[start TASK MATERIAL]

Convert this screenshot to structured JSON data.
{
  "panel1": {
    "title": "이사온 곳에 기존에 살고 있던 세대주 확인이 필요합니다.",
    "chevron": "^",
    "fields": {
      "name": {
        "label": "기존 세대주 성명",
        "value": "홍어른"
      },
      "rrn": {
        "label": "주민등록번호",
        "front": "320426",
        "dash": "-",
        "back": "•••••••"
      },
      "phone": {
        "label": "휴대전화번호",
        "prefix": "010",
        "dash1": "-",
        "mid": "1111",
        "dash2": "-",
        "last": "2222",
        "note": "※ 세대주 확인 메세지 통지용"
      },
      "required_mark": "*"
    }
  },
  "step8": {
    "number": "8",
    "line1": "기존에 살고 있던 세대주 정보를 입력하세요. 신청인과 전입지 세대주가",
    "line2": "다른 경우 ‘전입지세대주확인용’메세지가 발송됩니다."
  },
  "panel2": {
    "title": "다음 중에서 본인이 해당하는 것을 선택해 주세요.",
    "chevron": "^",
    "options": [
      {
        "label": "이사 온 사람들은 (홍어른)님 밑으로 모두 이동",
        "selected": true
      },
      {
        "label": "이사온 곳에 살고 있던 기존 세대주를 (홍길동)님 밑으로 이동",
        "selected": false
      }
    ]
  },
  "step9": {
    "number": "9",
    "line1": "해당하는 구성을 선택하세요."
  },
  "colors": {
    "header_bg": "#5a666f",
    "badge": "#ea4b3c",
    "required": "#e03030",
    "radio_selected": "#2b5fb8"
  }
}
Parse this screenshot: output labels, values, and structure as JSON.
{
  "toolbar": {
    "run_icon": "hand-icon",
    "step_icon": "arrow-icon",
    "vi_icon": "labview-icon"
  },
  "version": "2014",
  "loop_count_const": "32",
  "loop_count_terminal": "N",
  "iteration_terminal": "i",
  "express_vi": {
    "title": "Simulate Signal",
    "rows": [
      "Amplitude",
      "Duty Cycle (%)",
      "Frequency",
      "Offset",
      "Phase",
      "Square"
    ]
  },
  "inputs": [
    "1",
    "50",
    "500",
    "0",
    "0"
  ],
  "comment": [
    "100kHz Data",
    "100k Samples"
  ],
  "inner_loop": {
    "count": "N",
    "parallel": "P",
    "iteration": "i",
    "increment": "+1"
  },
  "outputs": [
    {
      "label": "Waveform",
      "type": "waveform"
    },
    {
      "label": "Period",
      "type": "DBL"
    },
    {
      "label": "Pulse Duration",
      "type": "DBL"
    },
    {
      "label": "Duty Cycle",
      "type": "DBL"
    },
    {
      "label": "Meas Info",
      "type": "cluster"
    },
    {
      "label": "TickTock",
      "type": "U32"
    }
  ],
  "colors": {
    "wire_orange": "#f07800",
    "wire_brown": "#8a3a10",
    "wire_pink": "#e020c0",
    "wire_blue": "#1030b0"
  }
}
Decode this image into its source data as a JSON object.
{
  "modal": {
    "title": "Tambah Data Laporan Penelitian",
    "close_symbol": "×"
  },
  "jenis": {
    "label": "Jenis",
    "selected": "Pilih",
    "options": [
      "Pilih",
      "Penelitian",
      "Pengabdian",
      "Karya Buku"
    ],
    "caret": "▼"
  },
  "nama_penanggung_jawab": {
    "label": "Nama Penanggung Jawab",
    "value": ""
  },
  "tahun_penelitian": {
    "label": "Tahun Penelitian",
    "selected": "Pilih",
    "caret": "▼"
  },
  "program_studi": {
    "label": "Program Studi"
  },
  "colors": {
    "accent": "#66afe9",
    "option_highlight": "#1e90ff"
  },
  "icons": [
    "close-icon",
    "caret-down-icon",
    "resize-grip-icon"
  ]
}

[end TASK MATERIAL]

▶ [TO DO] Go through the material above and count the lines that contain "JSON"; give that number alone.

▶ [ANSWER TO THE EXERCISE] 3